Written task →
Every line below is to be copied exactly, with the pictures left out.

>> Start Supplied entries

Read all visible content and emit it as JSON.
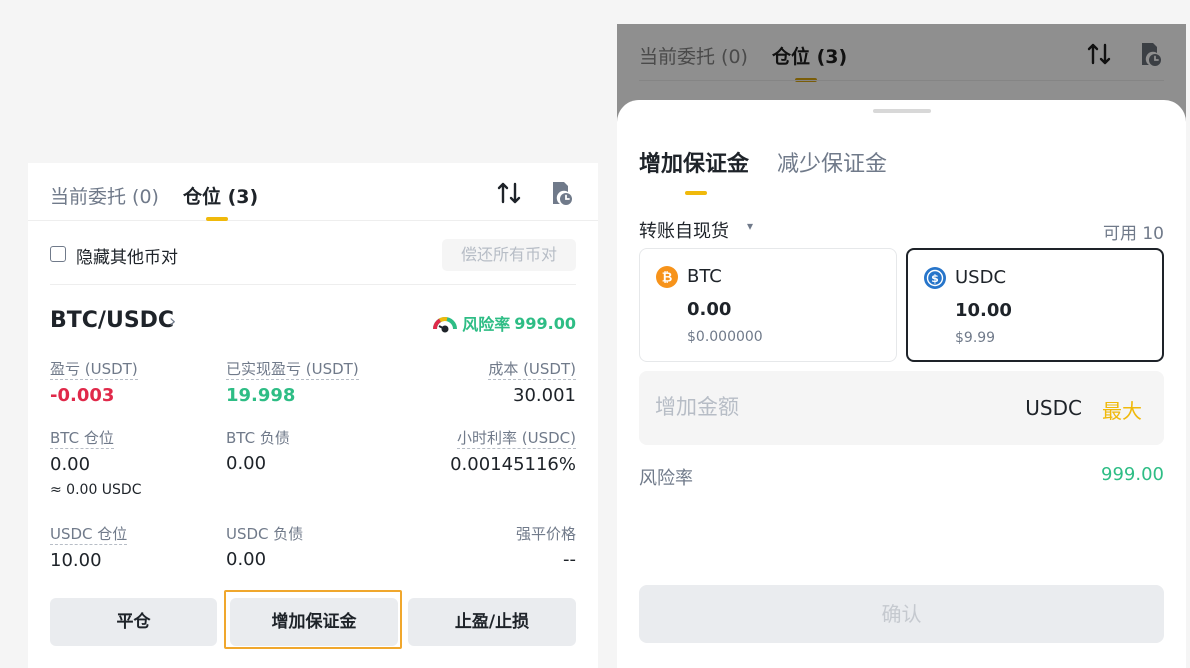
{
  "left": {
    "tabs": {
      "open_orders": "当前委托 (0)",
      "positions": "仓位 (3)"
    },
    "hide_other_pairs": "隐藏其他币对",
    "repay_all": "偿还所有币对",
    "pair": "BTC/USDC",
    "pair_chevron": "›",
    "risk": {
      "label": "风险率",
      "value": "999.00"
    },
    "stats": {
      "pnl": {
        "label": "盈亏 (USDT)",
        "value": "-0.003"
      },
      "realized_pnl": {
        "label": "已实现盈亏 (USDT)",
        "value": "19.998"
      },
      "cost": {
        "label": "成本 (USDT)",
        "value": "30.001"
      },
      "btc_position": {
        "label": "BTC 仓位",
        "value": "0.00",
        "sub": "≈ 0.00 USDC"
      },
      "btc_debt": {
        "label": "BTC 负债",
        "value": "0.00"
      },
      "hourly_rate": {
        "label": "小时利率 (USDC)",
        "value": "0.00145116%"
      },
      "usdc_position": {
        "label": "USDC 仓位",
        "value": "10.00"
      },
      "usdc_debt": {
        "label": "USDC 负债",
        "value": "0.00"
      },
      "liq_price": {
        "label": "强平价格",
        "value": "--"
      }
    },
    "buttons": {
      "close": "平仓",
      "add_margin": "增加保证金",
      "tp_sl": "止盈/止损"
    }
  },
  "right": {
    "tabs": {
      "open_orders": "当前委托 (0)",
      "positions": "仓位 (3)"
    },
    "sheet": {
      "tabs": {
        "add": "增加保证金",
        "reduce": "减少保证金"
      },
      "transfer_from": "转账自现货",
      "transfer_caret": "▾",
      "available": "可用 10",
      "assets": [
        {
          "name": "BTC",
          "amount": "0.00",
          "usd": "$0.000000",
          "icon": "bitcoin-icon",
          "color": "#f7931a",
          "selected": false
        },
        {
          "name": "USDC",
          "amount": "10.00",
          "usd": "$9.99",
          "icon": "usdc-icon",
          "color": "#2775ca",
          "selected": true
        }
      ],
      "amount_placeholder": "增加金额",
      "amount_unit": "USDC",
      "max": "最大",
      "risk_label": "风险率",
      "risk_value": "999.00",
      "confirm": "确认"
    }
  },
  "colors": {
    "accent": "#f0b90b",
    "green": "#2ebd85",
    "red": "#e0294a",
    "highlight": "#f0a72d"
  }
}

>> End Supplied entries

The answer →
Read all visible content and emit it as JSON.
{
  "left": {
    "tabs": {
      "open_orders": "当前委托 (0)",
      "positions": "仓位 (3)"
    },
    "hide_other_pairs": "隐藏其他币对",
    "repay_all": "偿还所有币对",
    "pair": "BTC/USDC",
    "pair_chevron": "›",
    "risk": {
      "label": "风险率",
      "value": "999.00"
    },
    "stats": {
      "pnl": {
        "label": "盈亏 (USDT)",
        "value": "-0.003"
      },
      "realized_pnl": {
        "label": "已实现盈亏 (USDT)",
        "value": "19.998"
      },
      "cost": {
        "label": "成本 (USDT)",
        "value": "30.001"
      },
      "btc_position": {
        "label": "BTC 仓位",
        "value": "0.00",
        "sub": "≈ 0.00 USDC"
      },
      "btc_debt": {
        "label": "BTC 负债",
        "value": "0.00"
      },
      "hourly_rate": {
        "label": "小时利率 (USDC)",
        "value": "0.00145116%"
      },
      "usdc_position": {
        "label": "USDC 仓位",
        "value": "10.00"
      },
      "usdc_debt": {
        "label": "USDC 负债",
        "value": "0.00"
      },
      "liq_price": {
        "label": "强平价格",
        "value": "--"
      }
    },
    "buttons": {
      "close": "平仓",
      "add_margin": "增加保证金",
      "tp_sl": "止盈/止损"
    }
  },
  "right": {
    "tabs": {
      "open_orders": "当前委托 (0)",
      "positions": "仓位 (3)"
    },
    "sheet": {
      "tabs": {
        "add": "增加保证金",
        "reduce": "减少保证金"
      },
      "transfer_from": "转账自现货",
      "transfer_caret": "▾",
      "available": "可用 10",
      "assets": [
        {
          "name": "BTC",
          "amount": "0.00",
          "usd": "$0.000000",
          "icon": "bitcoin-icon",
          "color": "#f7931a",
          "selected": false
        },
        {
          "name": "USDC",
          "amount": "10.00",
          "usd": "$9.99",
          "icon": "usdc-icon",
          "color": "#2775ca",
          "selected": true
        }
      ],
      "amount_placeholder": "增加金额",
      "amount_unit": "USDC",
      "max": "最大",
      "risk_label": "风险率",
      "risk_value": "999.00",
      "confirm": "确认"
    }
  },
  "colors": {
    "accent": "#f0b90b",
    "green": "#2ebd85",
    "red": "#e0294a",
    "highlight": "#f0a72d"
  }
}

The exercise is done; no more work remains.